GIVEN PROBLEM:
Put every line of the material below into a numbered list, and leave out any blank lines.

PROVIDED DATA:
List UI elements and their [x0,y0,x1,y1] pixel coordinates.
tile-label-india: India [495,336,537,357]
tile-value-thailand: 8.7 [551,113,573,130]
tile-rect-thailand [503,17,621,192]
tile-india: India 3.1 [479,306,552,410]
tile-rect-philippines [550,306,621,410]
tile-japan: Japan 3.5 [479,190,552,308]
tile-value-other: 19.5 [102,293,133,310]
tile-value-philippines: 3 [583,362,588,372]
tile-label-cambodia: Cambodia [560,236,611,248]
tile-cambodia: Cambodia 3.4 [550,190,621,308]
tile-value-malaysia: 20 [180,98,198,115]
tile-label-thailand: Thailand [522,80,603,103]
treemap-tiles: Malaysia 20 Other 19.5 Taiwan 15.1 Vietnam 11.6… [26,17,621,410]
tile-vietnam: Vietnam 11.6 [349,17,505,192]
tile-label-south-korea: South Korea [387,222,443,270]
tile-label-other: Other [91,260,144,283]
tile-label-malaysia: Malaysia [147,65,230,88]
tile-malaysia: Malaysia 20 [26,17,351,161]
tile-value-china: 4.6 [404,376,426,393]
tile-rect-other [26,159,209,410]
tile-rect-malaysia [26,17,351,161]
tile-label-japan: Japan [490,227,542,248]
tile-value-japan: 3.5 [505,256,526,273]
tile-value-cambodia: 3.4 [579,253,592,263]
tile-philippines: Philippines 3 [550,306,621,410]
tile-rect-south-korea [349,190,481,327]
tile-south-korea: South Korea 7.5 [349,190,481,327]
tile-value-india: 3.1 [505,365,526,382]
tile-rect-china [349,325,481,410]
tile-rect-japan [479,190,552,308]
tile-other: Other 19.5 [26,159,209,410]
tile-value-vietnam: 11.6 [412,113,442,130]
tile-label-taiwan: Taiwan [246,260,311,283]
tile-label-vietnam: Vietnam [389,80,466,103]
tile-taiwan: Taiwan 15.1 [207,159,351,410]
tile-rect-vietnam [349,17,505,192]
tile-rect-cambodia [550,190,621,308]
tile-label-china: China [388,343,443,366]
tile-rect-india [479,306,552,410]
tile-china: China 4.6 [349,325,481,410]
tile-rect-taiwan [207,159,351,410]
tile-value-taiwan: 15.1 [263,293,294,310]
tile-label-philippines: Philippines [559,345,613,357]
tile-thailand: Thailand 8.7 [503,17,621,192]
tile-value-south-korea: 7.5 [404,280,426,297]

FULL SOLUTION:
1. List UI elements and their [x0,y0,x1,y1] pixel coordinates.
2. tile-label-india: India [495,336,537,357]
3. tile-value-thailand: 8.7 [551,113,573,130]
4. tile-rect-thailand [503,17,621,192]
5. tile-india: India 3.1 [479,306,552,410]
6. tile-rect-philippines [550,306,621,410]
7. tile-japan: Japan 3.5 [479,190,552,308]
8. tile-value-other: 19.5 [102,293,133,310]
9. tile-value-philippines: 3 [583,362,588,372]
10. tile-label-cambodia: Cambodia [560,236,611,248]
11. tile-cambodia: Cambodia 3.4 [550,190,621,308]
12. tile-value-malaysia: 20 [180,98,198,115]
13. tile-label-thailand: Thailand [522,80,603,103]
14. treemap-tiles: Malaysia 20 Other 19.5 Taiwan 15.1 Vietnam 11.6… [26,17,621,410]
15. tile-vietnam: Vietnam 11.6 [349,17,505,192]
16. tile-label-south-korea: South Korea [387,222,443,270]
17. tile-label-other: Other [91,260,144,283]
18. tile-label-malaysia: Malaysia [147,65,230,88]
19. tile-malaysia: Malaysia 20 [26,17,351,161]
20. tile-value-china: 4.6 [404,376,426,393]
21. tile-rect-other [26,159,209,410]
22. tile-rect-malaysia [26,17,351,161]
23. tile-label-japan: Japan [490,227,542,248]
24. tile-value-japan: 3.5 [505,256,526,273]
25. tile-value-cambodia: 3.4 [579,253,592,263]
26. tile-philippines: Philippines 3 [550,306,621,410]
27. tile-rect-south-korea [349,190,481,327]
28. tile-south-korea: South Korea 7.5 [349,190,481,327]
29. tile-value-india: 3.1 [505,365,526,382]
30. tile-rect-china [349,325,481,410]
31. tile-rect-japan [479,190,552,308]
32. tile-other: Other 19.5 [26,159,209,410]
33. tile-value-vietnam: 11.6 [412,113,442,130]
34. tile-label-taiwan: Taiwan [246,260,311,283]
35. tile-label-vietnam: Vietnam [389,80,466,103]
36. tile-taiwan: Taiwan 15.1 [207,159,351,410]
37. tile-rect-vietnam [349,17,505,192]
38. tile-rect-cambodia [550,190,621,308]
39. tile-label-china: China [388,343,443,366]
40. tile-rect-india [479,306,552,410]
41. tile-china: China 4.6 [349,325,481,410]
42. tile-rect-taiwan [207,159,351,410]
43. tile-value-taiwan: 15.1 [263,293,294,310]
44. tile-label-philippines: Philippines [559,345,613,357]
45. tile-thailand: Thailand 8.7 [503,17,621,192]
46. tile-value-south-korea: 7.5 [404,280,426,297]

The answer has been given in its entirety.